> **WHAT YOU NEED TO DO**: Verbatim output of all the material below is required.

▼

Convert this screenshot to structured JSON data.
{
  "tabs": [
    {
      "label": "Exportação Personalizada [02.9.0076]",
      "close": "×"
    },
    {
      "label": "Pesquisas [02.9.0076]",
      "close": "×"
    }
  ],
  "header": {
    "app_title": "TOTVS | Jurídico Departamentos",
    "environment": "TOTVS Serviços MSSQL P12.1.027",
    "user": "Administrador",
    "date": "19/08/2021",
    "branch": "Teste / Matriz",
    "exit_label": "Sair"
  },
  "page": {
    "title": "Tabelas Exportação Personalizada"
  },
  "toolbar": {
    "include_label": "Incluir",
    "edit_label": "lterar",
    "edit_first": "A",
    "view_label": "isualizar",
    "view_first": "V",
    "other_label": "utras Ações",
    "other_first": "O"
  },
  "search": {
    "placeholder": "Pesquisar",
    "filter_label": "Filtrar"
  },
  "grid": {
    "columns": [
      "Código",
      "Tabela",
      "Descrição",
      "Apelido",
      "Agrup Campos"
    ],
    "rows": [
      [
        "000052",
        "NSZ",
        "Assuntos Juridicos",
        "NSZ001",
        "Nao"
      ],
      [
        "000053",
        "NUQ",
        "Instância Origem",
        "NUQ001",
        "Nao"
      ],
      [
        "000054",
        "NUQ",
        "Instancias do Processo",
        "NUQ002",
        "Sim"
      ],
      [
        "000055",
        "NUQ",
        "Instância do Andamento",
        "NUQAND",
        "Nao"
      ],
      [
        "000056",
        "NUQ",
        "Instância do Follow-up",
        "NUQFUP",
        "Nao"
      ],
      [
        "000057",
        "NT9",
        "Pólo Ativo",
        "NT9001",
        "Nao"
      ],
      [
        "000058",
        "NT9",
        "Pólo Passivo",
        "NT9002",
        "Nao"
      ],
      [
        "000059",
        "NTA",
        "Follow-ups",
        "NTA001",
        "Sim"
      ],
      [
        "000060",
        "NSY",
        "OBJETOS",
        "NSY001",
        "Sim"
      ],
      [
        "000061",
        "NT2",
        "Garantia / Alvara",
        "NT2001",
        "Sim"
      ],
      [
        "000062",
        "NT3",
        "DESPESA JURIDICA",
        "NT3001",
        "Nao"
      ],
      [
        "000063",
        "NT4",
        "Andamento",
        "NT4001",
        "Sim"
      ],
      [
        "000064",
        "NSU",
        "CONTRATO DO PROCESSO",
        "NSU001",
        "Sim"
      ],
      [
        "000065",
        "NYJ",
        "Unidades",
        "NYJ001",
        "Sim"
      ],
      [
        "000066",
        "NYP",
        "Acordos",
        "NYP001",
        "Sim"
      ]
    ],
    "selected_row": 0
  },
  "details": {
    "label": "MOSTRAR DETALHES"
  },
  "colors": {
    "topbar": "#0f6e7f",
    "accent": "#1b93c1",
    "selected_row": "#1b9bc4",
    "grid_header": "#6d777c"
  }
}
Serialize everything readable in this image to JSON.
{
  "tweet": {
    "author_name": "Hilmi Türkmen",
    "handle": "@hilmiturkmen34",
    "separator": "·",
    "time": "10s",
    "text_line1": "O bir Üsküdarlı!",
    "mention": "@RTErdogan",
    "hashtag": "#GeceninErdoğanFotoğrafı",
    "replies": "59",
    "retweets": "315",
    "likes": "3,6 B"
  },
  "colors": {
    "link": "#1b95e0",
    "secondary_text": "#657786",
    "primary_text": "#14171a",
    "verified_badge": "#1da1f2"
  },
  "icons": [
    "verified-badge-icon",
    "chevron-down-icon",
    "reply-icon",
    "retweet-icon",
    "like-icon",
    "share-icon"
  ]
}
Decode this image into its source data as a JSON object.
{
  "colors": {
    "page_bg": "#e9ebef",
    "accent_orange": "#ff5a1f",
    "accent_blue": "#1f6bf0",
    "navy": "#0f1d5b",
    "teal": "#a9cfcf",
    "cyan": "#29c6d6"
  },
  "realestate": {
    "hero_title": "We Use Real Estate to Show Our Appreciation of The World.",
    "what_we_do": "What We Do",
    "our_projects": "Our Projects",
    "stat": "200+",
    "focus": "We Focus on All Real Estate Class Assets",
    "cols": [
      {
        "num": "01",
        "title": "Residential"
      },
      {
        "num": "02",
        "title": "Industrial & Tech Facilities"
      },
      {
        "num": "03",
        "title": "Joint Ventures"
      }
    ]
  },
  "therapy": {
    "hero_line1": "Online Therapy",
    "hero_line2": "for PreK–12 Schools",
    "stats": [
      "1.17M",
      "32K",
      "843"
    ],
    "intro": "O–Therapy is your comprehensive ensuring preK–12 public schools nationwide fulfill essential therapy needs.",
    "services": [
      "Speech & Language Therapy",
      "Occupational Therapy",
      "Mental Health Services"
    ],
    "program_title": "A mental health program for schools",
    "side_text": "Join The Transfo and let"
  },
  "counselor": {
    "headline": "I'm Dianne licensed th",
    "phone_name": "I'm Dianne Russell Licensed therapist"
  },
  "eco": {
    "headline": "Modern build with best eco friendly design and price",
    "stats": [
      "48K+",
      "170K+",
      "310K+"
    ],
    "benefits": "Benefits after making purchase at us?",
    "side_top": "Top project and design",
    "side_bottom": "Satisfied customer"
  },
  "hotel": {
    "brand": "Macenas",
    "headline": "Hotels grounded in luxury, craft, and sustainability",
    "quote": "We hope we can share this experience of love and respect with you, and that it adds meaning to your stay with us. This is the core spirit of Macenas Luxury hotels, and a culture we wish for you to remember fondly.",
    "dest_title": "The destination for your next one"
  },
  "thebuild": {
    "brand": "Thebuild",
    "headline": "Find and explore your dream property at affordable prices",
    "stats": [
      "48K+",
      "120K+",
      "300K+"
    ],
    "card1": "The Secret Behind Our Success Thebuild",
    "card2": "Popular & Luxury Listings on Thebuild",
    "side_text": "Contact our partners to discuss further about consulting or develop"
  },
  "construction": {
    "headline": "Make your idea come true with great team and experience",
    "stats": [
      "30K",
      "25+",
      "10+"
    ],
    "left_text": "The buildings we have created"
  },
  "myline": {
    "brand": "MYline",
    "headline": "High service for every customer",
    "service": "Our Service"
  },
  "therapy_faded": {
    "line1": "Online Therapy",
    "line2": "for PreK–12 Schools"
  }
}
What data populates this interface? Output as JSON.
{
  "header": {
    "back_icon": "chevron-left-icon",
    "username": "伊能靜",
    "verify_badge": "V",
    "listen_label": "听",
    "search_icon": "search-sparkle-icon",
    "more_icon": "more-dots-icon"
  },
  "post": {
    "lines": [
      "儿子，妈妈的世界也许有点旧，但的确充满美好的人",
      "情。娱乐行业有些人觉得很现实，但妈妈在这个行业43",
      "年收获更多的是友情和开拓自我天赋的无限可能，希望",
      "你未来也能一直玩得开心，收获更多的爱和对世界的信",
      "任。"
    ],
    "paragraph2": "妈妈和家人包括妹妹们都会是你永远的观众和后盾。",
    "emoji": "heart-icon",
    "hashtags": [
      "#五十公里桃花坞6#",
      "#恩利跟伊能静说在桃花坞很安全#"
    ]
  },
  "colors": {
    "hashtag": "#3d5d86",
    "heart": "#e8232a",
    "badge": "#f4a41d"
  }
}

▲

> **CORRECT OUTPUT**:
Convert this screenshot to structured JSON data.
{
  "tabs": [
    {
      "label": "Exportação Personalizada [02.9.0076]",
      "close": "×"
    },
    {
      "label": "Pesquisas [02.9.0076]",
      "close": "×"
    }
  ],
  "header": {
    "app_title": "TOTVS | Jurídico Departamentos",
    "environment": "TOTVS Serviços MSSQL P12.1.027",
    "user": "Administrador",
    "date": "19/08/2021",
    "branch": "Teste / Matriz",
    "exit_label": "Sair"
  },
  "page": {
    "title": "Tabelas Exportação Personalizada"
  },
  "toolbar": {
    "include_label": "Incluir",
    "edit_label": "lterar",
    "edit_first": "A",
    "view_label": "isualizar",
    "view_first": "V",
    "other_label": "utras Ações",
    "other_first": "O"
  },
  "search": {
    "placeholder": "Pesquisar",
    "filter_label": "Filtrar"
  },
  "grid": {
    "columns": [
      "Código",
      "Tabela",
      "Descrição",
      "Apelido",
      "Agrup Campos"
    ],
    "rows": [
      [
        "000052",
        "NSZ",
        "Assuntos Juridicos",
        "NSZ001",
        "Nao"
      ],
      [
        "000053",
        "NUQ",
        "Instância Origem",
        "NUQ001",
        "Nao"
      ],
      [
        "000054",
        "NUQ",
        "Instancias do Processo",
        "NUQ002",
        "Sim"
      ],
      [
        "000055",
        "NUQ",
        "Instância do Andamento",
        "NUQAND",
        "Nao"
      ],
      [
        "000056",
        "NUQ",
        "Instância do Follow-up",
        "NUQFUP",
        "Nao"
      ],
      [
        "000057",
        "NT9",
        "Pólo Ativo",
        "NT9001",
        "Nao"
      ],
      [
        "000058",
        "NT9",
        "Pólo Passivo",
        "NT9002",
        "Nao"
      ],
      [
        "000059",
        "NTA",
        "Follow-ups",
        "NTA001",
        "Sim"
      ],
      [
        "000060",
        "NSY",
        "OBJETOS",
        "NSY001",
        "Sim"
      ],
      [
        "000061",
        "NT2",
        "Garantia / Alvara",
        "NT2001",
        "Sim"
      ],
      [
        "000062",
        "NT3",
        "DESPESA JURIDICA",
        "NT3001",
        "Nao"
      ],
      [
        "000063",
        "NT4",
        "Andamento",
        "NT4001",
        "Sim"
      ],
      [
        "000064",
        "NSU",
        "CONTRATO DO PROCESSO",
        "NSU001",
        "Sim"
      ],
      [
        "000065",
        "NYJ",
        "Unidades",
        "NYJ001",
        "Sim"
      ],
      [
        "000066",
        "NYP",
        "Acordos",
        "NYP001",
        "Sim"
      ]
    ],
    "selected_row": 0
  },
  "details": {
    "label": "MOSTRAR DETALHES"
  },
  "colors": {
    "topbar": "#0f6e7f",
    "accent": "#1b93c1",
    "selected_row": "#1b9bc4",
    "grid_header": "#6d777c"
  }
}
Serialize everything readable in this image to JSON.
{
  "tweet": {
    "author_name": "Hilmi Türkmen",
    "handle": "@hilmiturkmen34",
    "separator": "·",
    "time": "10s",
    "text_line1": "O bir Üsküdarlı!",
    "mention": "@RTErdogan",
    "hashtag": "#GeceninErdoğanFotoğrafı",
    "replies": "59",
    "retweets": "315",
    "likes": "3,6 B"
  },
  "colors": {
    "link": "#1b95e0",
    "secondary_text": "#657786",
    "primary_text": "#14171a",
    "verified_badge": "#1da1f2"
  },
  "icons": [
    "verified-badge-icon",
    "chevron-down-icon",
    "reply-icon",
    "retweet-icon",
    "like-icon",
    "share-icon"
  ]
}
Decode this image into its source data as a JSON object.
{
  "colors": {
    "page_bg": "#e9ebef",
    "accent_orange": "#ff5a1f",
    "accent_blue": "#1f6bf0",
    "navy": "#0f1d5b",
    "teal": "#a9cfcf",
    "cyan": "#29c6d6"
  },
  "realestate": {
    "hero_title": "We Use Real Estate to Show Our Appreciation of The World.",
    "what_we_do": "What We Do",
    "our_projects": "Our Projects",
    "stat": "200+",
    "focus": "We Focus on All Real Estate Class Assets",
    "cols": [
      {
        "num": "01",
        "title": "Residential"
      },
      {
        "num": "02",
        "title": "Industrial & Tech Facilities"
      },
      {
        "num": "03",
        "title": "Joint Ventures"
      }
    ]
  },
  "therapy": {
    "hero_line1": "Online Therapy",
    "hero_line2": "for PreK–12 Schools",
    "stats": [
      "1.17M",
      "32K",
      "843"
    ],
    "intro": "O–Therapy is your comprehensive ensuring preK–12 public schools nationwide fulfill essential therapy needs.",
    "services": [
      "Speech & Language Therapy",
      "Occupational Therapy",
      "Mental Health Services"
    ],
    "program_title": "A mental health program for schools",
    "side_text": "Join The Transfo and let"
  },
  "counselor": {
    "headline": "I'm Dianne licensed th",
    "phone_name": "I'm Dianne Russell Licensed therapist"
  },
  "eco": {
    "headline": "Modern build with best eco friendly design and price",
    "stats": [
      "48K+",
      "170K+",
      "310K+"
    ],
    "benefits": "Benefits after making purchase at us?",
    "side_top": "Top project and design",
    "side_bottom": "Satisfied customer"
  },
  "hotel": {
    "brand": "Macenas",
    "headline": "Hotels grounded in luxury, craft, and sustainability",
    "quote": "We hope we can share this experience of love and respect with you, and that it adds meaning to your stay with us. This is the core spirit of Macenas Luxury hotels, and a culture we wish for you to remember fondly.",
    "dest_title": "The destination for your next one"
  },
  "thebuild": {
    "brand": "Thebuild",
    "headline": "Find and explore your dream property at affordable prices",
    "stats": [
      "48K+",
      "120K+",
      "300K+"
    ],
    "card1": "The Secret Behind Our Success Thebuild",
    "card2": "Popular & Luxury Listings on Thebuild",
    "side_text": "Contact our partners to discuss further about consulting or develop"
  },
  "construction": {
    "headline": "Make your idea come true with great team and experience",
    "stats": [
      "30K",
      "25+",
      "10+"
    ],
    "left_text": "The buildings we have created"
  },
  "myline": {
    "brand": "MYline",
    "headline": "High service for every customer",
    "service": "Our Service"
  },
  "therapy_faded": {
    "line1": "Online Therapy",
    "line2": "for PreK–12 Schools"
  }
}
What data populates this interface? Output as JSON.
{
  "header": {
    "back_icon": "chevron-left-icon",
    "username": "伊能靜",
    "verify_badge": "V",
    "listen_label": "听",
    "search_icon": "search-sparkle-icon",
    "more_icon": "more-dots-icon"
  },
  "post": {
    "lines": [
      "儿子，妈妈的世界也许有点旧，但的确充满美好的人",
      "情。娱乐行业有些人觉得很现实，但妈妈在这个行业43",
      "年收获更多的是友情和开拓自我天赋的无限可能，希望",
      "你未来也能一直玩得开心，收获更多的爱和对世界的信",
      "任。"
    ],
    "paragraph2": "妈妈和家人包括妹妹们都会是你永远的观众和后盾。",
    "emoji": "heart-icon",
    "hashtags": [
      "#五十公里桃花坞6#",
      "#恩利跟伊能静说在桃花坞很安全#"
    ]
  },
  "colors": {
    "hashtag": "#3d5d86",
    "heart": "#e8232a",
    "badge": "#f4a41d"
  }
}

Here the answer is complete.